::: Material for the task

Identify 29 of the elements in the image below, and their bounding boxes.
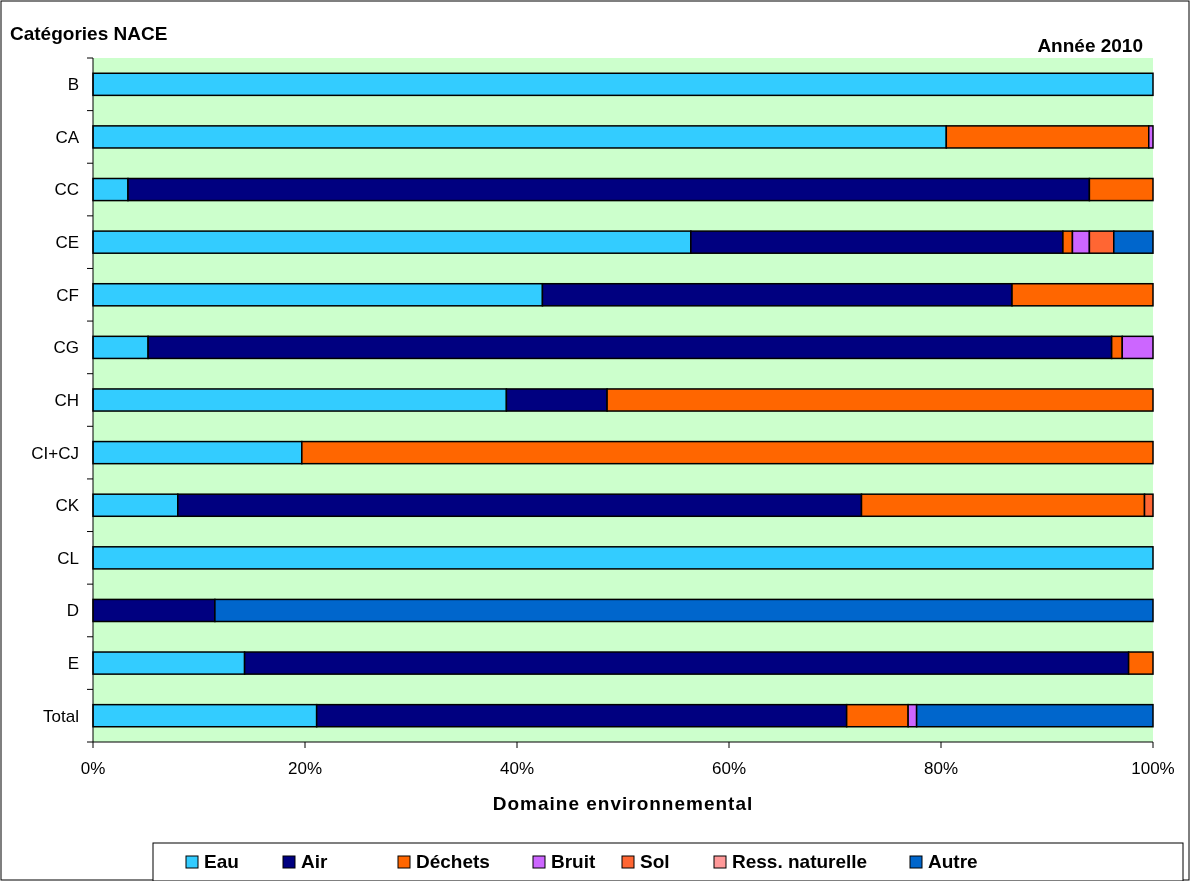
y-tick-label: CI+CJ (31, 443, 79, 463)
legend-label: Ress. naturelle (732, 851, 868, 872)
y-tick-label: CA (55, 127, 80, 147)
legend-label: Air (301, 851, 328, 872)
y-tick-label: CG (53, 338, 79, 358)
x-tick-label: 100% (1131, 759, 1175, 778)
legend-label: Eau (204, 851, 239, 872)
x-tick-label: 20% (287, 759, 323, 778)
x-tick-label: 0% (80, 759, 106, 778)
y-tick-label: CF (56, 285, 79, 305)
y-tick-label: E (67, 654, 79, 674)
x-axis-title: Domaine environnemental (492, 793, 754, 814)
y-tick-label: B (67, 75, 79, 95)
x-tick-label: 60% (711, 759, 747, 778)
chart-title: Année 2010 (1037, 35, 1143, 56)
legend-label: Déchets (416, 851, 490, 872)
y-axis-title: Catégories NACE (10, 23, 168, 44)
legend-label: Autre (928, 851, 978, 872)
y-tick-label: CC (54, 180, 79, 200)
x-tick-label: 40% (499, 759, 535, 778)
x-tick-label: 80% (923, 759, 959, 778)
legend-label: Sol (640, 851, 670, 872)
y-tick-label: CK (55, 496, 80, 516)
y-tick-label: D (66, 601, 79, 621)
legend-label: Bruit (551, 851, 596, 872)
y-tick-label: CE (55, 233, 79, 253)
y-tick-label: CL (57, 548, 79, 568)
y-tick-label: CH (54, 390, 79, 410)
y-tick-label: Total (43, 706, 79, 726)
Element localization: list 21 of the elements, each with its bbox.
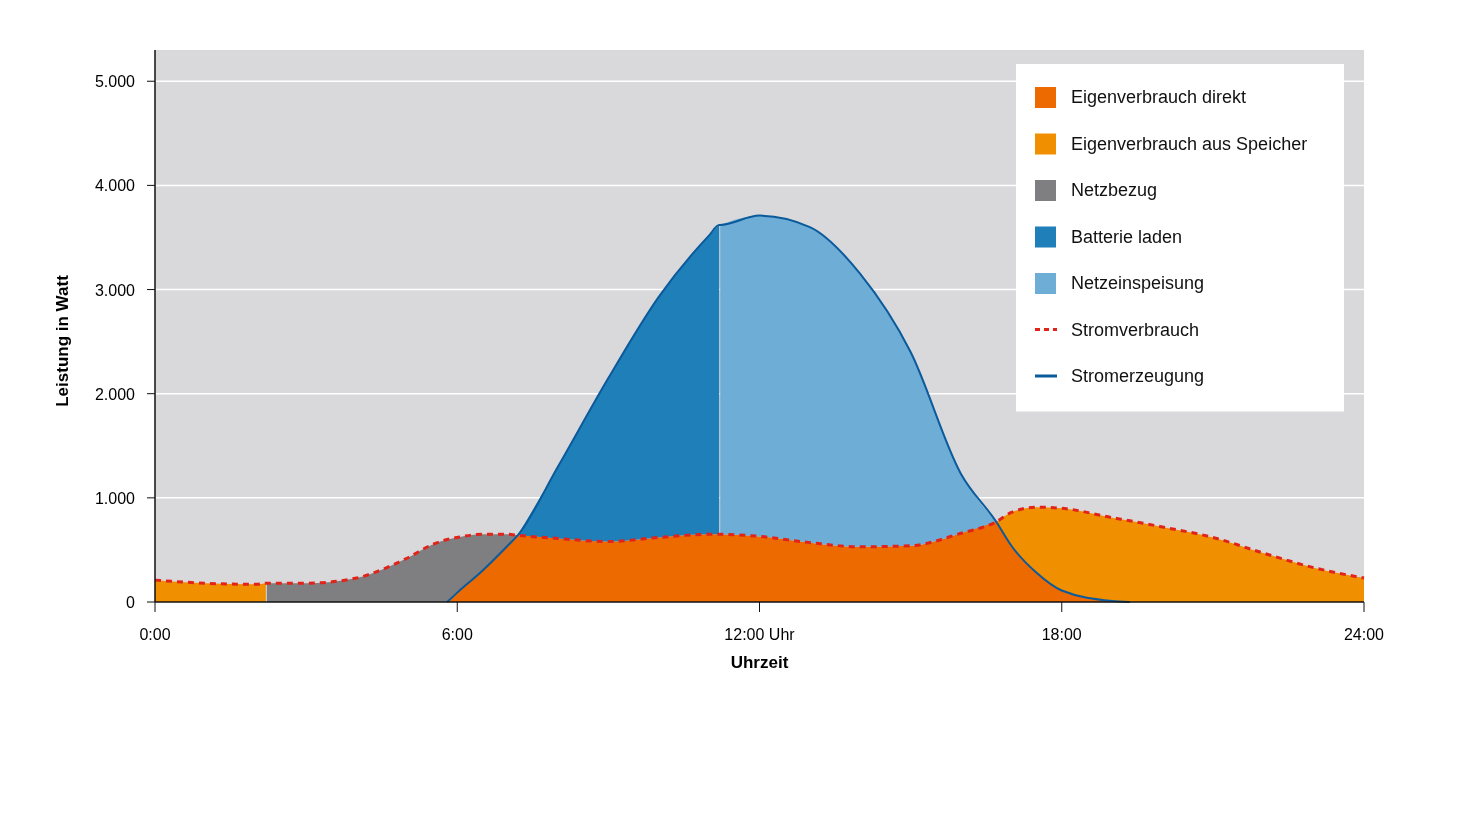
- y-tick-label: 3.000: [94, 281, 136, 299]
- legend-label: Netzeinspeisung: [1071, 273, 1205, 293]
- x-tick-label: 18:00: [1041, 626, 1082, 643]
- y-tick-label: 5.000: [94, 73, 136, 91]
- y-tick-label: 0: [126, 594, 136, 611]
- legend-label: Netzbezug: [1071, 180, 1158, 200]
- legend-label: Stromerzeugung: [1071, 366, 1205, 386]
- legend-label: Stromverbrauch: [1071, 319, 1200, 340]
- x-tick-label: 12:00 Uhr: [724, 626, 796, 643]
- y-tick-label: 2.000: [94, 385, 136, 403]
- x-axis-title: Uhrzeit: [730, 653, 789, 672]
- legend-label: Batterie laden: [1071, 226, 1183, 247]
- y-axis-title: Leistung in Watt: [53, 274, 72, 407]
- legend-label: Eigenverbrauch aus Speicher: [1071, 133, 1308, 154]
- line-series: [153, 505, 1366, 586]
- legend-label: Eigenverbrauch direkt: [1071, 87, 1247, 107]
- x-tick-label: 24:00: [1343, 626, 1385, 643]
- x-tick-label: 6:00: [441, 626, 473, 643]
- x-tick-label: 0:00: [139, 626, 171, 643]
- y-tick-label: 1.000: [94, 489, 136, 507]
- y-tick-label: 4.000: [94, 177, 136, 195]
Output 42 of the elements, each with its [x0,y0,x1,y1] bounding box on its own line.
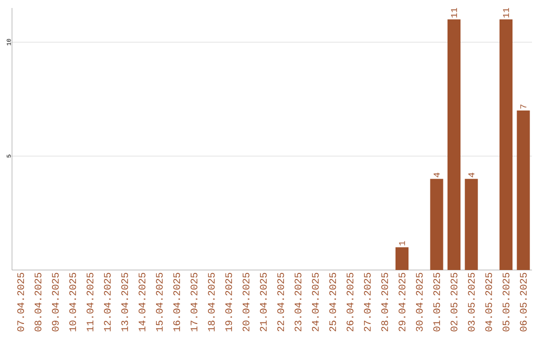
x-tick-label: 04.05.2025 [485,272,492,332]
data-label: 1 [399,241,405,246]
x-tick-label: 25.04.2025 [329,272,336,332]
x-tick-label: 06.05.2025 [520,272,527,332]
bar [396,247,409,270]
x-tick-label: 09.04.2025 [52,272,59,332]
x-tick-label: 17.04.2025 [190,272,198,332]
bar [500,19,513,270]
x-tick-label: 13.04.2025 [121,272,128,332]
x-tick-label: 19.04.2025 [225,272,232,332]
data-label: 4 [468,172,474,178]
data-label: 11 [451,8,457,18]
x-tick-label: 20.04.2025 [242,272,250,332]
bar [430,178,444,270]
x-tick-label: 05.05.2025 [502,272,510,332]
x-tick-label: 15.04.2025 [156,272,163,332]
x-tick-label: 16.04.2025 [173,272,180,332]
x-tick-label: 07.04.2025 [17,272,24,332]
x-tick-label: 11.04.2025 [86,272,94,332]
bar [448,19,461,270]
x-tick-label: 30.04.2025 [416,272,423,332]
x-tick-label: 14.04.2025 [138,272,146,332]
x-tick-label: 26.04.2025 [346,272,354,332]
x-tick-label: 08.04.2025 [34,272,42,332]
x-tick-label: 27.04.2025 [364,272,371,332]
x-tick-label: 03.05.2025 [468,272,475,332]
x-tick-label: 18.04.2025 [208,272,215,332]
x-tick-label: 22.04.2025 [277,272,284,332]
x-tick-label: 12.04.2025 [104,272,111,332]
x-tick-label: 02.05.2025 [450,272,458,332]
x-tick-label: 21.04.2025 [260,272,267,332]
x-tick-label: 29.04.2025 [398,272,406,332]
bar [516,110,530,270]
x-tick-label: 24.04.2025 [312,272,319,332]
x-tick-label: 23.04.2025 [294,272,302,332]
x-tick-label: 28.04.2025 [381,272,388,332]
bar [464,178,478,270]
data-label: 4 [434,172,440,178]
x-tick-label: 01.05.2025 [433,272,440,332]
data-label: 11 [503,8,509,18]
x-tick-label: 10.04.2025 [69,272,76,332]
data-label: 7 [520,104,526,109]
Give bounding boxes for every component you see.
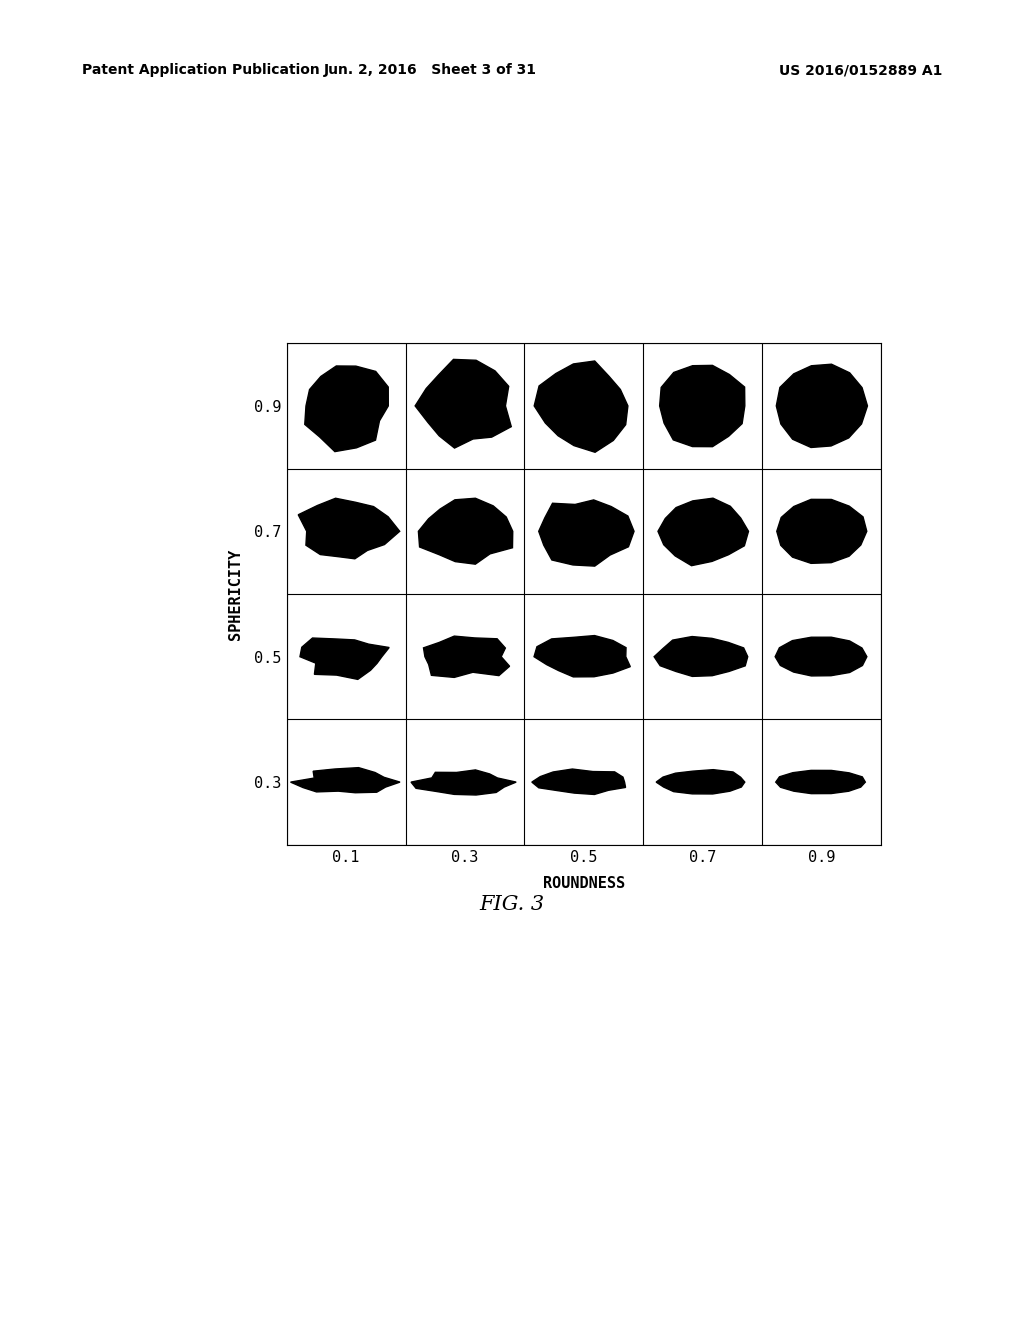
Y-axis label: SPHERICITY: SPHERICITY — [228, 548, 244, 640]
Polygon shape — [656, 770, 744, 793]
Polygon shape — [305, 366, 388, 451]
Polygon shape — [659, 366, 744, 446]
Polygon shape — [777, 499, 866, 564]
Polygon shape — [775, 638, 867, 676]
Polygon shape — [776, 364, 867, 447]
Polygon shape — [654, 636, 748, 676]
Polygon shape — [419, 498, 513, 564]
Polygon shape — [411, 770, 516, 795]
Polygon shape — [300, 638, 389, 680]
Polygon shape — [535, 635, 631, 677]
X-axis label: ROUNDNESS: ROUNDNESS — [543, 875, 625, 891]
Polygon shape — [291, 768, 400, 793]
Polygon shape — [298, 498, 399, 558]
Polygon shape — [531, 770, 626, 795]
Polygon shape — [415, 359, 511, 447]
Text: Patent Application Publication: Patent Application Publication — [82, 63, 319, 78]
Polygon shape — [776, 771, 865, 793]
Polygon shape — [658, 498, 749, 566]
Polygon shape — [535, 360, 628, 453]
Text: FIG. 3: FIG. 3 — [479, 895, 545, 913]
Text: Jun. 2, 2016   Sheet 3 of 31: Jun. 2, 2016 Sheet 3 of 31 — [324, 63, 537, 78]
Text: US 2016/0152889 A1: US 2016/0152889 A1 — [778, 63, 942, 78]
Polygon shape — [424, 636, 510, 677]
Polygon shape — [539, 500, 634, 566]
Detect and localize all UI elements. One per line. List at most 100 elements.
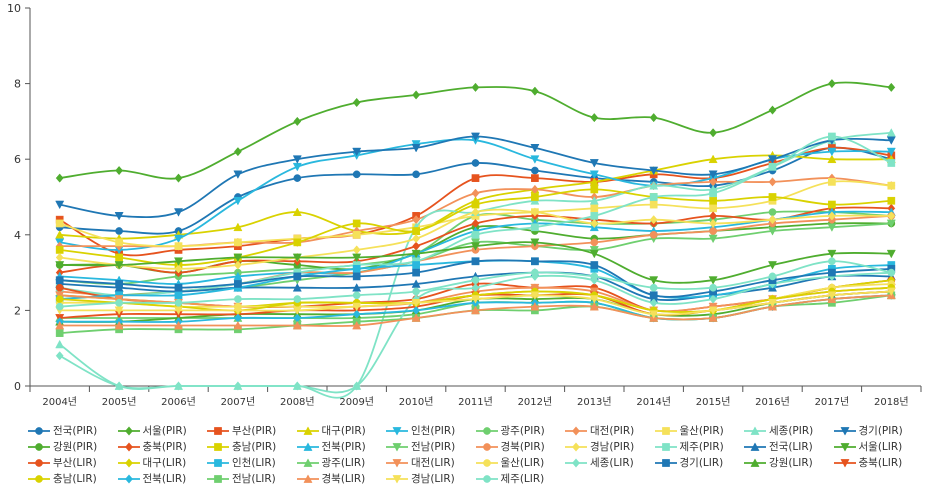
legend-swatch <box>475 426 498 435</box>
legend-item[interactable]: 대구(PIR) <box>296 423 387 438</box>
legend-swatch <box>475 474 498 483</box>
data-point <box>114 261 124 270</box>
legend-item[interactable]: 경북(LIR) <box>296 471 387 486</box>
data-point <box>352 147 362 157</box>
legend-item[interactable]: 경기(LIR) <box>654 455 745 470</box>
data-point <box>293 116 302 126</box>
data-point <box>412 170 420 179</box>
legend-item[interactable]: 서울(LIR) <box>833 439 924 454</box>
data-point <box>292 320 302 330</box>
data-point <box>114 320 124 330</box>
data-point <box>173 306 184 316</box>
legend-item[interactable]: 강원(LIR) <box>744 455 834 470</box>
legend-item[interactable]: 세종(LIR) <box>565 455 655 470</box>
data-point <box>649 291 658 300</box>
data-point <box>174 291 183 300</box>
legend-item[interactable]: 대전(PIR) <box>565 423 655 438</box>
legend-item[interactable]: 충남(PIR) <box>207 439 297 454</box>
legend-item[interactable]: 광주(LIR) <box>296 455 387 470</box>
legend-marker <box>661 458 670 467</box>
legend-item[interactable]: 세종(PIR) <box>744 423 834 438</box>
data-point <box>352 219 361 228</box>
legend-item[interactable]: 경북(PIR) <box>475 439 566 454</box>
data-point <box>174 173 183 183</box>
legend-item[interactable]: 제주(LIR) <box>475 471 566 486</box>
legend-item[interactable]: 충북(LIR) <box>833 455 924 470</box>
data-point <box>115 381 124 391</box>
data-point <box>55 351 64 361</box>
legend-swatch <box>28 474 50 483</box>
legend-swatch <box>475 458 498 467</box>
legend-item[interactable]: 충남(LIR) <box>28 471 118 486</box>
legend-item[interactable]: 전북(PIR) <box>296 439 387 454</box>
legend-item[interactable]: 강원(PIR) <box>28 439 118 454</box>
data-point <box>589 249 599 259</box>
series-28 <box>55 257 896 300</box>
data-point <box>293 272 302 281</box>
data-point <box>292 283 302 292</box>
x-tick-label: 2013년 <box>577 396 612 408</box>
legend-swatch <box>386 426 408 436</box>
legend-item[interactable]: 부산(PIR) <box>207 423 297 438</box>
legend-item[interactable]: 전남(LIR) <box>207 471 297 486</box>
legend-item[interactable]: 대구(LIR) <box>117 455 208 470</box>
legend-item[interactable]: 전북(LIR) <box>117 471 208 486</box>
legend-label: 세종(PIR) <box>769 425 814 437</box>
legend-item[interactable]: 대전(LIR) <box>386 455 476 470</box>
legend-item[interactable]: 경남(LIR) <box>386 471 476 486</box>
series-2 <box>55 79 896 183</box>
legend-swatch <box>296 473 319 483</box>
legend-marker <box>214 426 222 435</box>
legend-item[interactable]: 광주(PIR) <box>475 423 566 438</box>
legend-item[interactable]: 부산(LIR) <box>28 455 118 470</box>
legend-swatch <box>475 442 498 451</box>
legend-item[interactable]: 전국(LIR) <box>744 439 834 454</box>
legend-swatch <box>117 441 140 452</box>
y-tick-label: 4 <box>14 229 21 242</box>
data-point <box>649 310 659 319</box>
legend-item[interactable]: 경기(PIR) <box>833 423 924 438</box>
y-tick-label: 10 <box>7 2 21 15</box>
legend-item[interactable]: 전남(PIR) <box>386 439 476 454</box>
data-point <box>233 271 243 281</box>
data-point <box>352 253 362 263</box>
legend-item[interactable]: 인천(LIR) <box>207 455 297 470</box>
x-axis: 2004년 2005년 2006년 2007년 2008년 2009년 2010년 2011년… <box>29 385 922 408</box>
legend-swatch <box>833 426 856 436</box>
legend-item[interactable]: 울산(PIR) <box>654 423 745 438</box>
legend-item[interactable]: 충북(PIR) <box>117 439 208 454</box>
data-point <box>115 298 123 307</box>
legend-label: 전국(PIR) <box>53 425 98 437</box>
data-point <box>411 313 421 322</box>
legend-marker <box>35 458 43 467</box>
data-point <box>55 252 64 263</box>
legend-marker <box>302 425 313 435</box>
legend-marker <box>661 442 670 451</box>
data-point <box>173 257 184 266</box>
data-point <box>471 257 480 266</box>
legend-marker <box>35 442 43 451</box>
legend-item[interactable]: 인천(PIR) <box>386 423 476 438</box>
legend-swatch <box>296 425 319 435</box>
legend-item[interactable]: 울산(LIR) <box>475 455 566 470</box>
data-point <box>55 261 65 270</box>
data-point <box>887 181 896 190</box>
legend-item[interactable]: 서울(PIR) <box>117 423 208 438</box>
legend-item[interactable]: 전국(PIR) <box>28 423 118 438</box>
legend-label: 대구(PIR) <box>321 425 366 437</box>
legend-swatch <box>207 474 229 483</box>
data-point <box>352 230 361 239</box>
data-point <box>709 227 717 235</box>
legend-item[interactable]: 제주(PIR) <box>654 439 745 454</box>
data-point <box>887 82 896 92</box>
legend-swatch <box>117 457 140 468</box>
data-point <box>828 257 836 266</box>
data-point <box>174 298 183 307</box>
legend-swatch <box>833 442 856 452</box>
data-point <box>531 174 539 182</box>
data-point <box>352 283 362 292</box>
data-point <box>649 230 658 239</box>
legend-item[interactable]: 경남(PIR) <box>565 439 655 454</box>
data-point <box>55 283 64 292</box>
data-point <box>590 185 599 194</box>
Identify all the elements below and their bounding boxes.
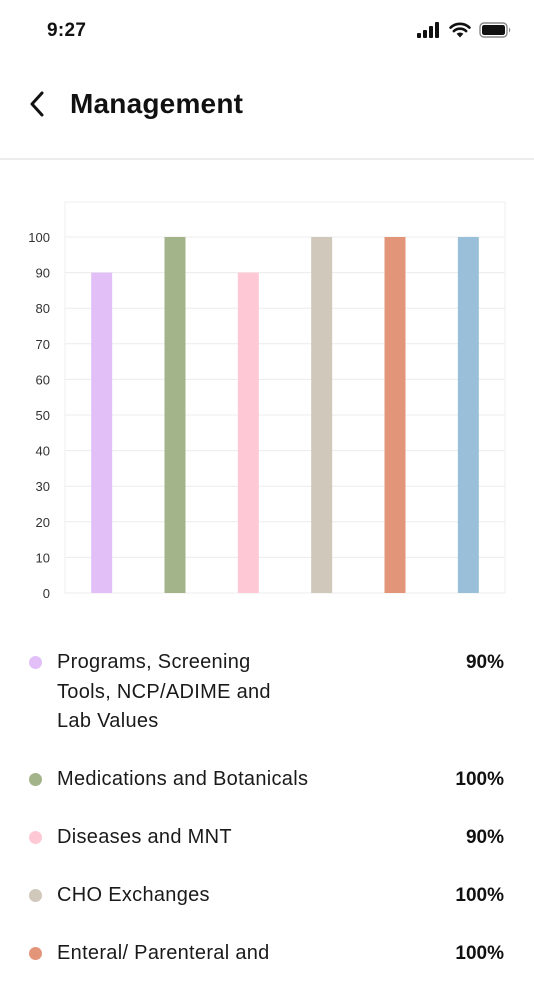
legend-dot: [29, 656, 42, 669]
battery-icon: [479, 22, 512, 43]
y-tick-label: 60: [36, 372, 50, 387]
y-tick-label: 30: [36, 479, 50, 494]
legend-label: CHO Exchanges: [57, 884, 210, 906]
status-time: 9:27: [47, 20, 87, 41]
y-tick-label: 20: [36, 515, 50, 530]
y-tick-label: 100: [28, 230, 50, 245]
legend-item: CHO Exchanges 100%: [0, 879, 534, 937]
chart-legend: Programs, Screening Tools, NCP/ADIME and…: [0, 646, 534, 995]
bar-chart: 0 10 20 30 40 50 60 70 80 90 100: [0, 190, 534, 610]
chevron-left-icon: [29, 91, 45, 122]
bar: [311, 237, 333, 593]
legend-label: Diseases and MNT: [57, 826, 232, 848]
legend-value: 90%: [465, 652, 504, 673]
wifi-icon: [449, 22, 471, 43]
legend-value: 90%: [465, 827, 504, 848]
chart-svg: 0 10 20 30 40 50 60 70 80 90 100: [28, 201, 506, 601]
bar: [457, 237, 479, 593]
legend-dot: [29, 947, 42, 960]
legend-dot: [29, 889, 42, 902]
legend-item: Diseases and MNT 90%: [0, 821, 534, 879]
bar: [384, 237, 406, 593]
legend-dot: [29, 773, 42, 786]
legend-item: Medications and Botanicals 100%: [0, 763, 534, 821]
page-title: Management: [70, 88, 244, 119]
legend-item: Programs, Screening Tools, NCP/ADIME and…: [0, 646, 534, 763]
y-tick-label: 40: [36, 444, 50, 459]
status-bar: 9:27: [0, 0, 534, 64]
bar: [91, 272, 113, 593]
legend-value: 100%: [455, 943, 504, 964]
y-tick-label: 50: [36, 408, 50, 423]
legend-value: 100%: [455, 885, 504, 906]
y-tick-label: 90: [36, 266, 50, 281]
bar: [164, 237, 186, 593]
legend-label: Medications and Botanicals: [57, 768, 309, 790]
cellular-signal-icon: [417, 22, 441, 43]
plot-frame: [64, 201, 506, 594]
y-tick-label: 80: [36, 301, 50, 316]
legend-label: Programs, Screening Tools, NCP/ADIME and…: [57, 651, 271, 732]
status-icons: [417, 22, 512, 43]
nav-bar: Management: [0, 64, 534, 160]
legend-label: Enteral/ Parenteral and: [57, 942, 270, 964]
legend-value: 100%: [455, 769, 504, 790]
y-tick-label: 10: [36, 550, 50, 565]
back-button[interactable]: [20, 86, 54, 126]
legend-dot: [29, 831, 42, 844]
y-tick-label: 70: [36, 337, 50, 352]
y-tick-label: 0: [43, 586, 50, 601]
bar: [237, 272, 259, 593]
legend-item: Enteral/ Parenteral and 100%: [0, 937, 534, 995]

::::::

- **Task description**:
Rewrite the lines from the one holding "x-tick-label: 04.05.2025 [485,272,492,332]" through the one holding "data-label: 4 [468,172,474,178]", both included, putting "date-label" wherever "x-tick-label" appears and keeping everything else the same.

- **Answer in full**:
date-label: 04.05.2025 [485,272,492,332]
data-label: 1 [399,241,405,246]
date-label: 25.04.2025 [329,272,336,332]
date-label: 06.05.2025 [520,272,527,332]
bar [396,247,409,270]
date-label: 09.04.2025 [52,272,59,332]
date-label: 17.04.2025 [190,272,198,332]
bar [500,19,513,270]
date-label: 13.04.2025 [121,272,128,332]
date-label: 19.04.2025 [225,272,232,332]
data-label: 4 [468,172,474,178]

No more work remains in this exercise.